All lines in the data bearing the string "мене" should be identified and copied.

Data extracted from a collection
-*-
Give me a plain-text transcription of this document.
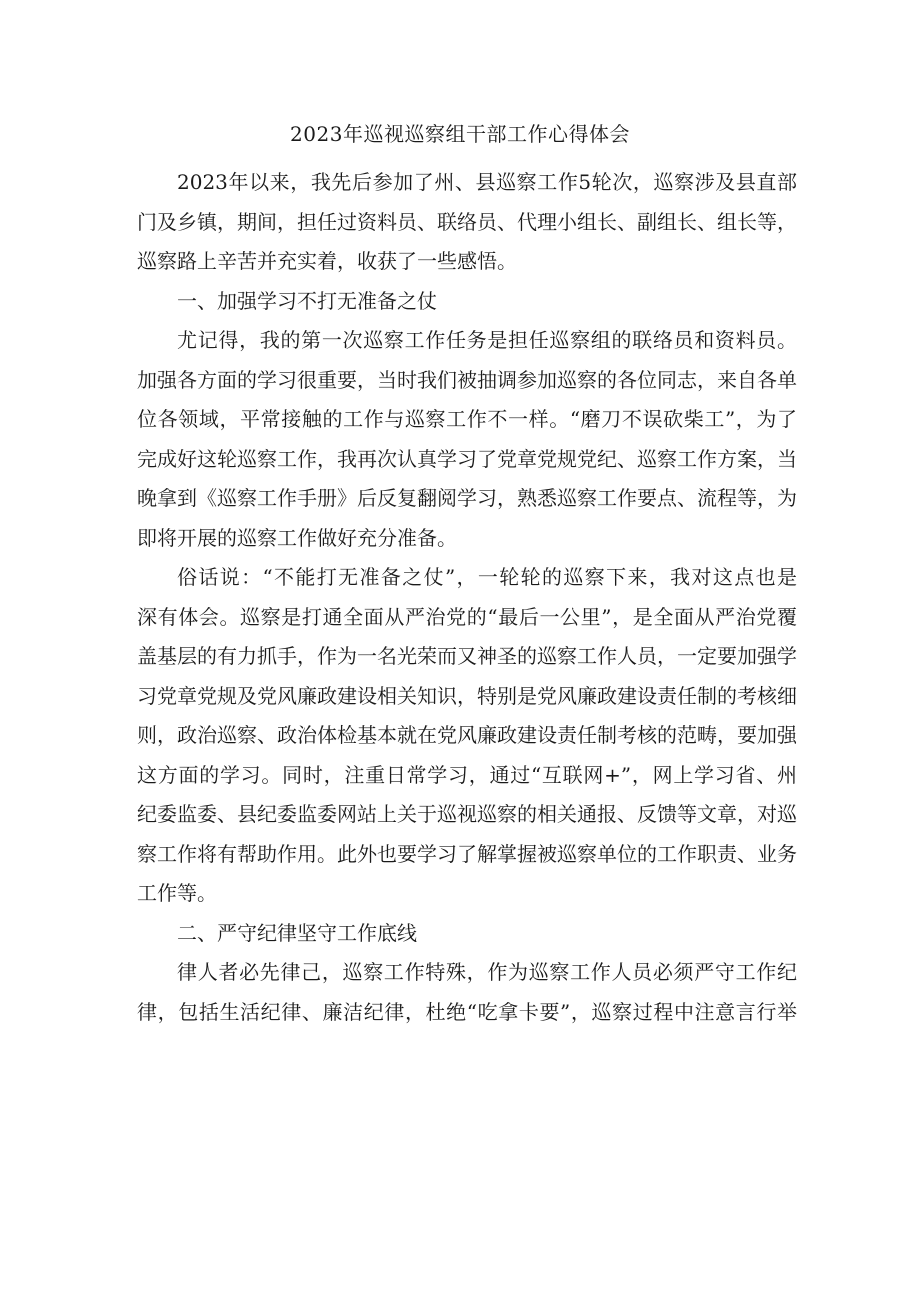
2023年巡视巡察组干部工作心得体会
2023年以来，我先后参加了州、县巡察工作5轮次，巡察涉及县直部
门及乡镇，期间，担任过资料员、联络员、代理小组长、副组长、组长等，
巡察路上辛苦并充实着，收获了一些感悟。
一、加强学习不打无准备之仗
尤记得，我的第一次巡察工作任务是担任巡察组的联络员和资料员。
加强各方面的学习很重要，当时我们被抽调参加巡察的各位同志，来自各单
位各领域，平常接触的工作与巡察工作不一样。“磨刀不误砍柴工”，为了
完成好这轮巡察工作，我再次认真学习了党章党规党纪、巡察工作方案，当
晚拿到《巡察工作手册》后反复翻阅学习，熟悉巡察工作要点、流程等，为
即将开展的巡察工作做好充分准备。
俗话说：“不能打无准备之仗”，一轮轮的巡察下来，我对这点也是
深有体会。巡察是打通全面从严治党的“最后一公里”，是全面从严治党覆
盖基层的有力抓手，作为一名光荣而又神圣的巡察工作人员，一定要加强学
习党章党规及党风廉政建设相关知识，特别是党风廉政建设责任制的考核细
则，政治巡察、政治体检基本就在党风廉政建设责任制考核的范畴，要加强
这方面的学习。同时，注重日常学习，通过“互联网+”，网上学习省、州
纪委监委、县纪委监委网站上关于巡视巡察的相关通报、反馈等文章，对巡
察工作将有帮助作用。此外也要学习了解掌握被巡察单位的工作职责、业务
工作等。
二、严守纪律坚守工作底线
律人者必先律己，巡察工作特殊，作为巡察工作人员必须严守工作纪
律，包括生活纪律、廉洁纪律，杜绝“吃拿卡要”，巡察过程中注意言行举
-*-
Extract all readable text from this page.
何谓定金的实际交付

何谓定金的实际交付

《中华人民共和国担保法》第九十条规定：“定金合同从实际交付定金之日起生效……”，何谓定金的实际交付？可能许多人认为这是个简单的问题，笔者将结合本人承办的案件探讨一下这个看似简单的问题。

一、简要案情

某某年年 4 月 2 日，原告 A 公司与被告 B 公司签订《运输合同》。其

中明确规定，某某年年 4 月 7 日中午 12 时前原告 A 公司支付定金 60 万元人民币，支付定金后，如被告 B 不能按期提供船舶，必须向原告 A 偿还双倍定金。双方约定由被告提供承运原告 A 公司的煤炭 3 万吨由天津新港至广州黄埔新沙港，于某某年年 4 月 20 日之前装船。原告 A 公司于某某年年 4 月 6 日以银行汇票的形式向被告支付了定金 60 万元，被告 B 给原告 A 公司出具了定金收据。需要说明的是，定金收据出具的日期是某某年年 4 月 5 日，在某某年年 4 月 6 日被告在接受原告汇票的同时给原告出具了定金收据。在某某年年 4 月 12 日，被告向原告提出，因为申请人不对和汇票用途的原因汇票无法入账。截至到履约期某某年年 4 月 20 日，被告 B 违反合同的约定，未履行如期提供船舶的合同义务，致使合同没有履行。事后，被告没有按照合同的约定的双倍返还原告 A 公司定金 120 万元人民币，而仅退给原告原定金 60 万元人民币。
-*-
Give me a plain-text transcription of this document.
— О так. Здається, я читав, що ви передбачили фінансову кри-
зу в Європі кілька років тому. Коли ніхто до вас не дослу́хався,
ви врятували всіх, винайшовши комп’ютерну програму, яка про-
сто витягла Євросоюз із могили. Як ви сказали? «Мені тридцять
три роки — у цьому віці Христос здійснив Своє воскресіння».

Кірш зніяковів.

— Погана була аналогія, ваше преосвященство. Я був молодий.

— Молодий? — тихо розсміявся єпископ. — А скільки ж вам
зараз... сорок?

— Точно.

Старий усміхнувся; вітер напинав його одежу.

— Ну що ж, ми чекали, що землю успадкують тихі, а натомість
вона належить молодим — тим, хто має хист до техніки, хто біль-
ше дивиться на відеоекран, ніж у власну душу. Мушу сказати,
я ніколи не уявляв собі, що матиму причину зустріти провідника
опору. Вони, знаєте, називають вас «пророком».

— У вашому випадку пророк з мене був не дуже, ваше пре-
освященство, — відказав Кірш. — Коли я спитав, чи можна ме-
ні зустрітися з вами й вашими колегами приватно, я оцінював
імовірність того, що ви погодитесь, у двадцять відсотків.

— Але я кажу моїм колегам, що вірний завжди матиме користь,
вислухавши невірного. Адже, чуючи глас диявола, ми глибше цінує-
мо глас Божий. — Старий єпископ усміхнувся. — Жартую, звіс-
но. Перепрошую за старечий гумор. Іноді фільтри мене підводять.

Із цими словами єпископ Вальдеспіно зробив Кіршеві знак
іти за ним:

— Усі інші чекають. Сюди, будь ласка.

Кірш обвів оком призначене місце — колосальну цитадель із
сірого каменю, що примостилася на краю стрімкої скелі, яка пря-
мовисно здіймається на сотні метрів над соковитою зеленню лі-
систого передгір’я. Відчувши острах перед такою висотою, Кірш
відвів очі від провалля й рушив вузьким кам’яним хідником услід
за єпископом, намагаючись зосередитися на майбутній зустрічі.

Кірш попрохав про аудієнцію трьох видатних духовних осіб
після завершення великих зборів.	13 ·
-*-
Solution to this task:
— У вашому випадку пророк з мене був не дуже, ваше пре-
но. Перепрошую за старечий гумор. Іноді фільтри мене підводять.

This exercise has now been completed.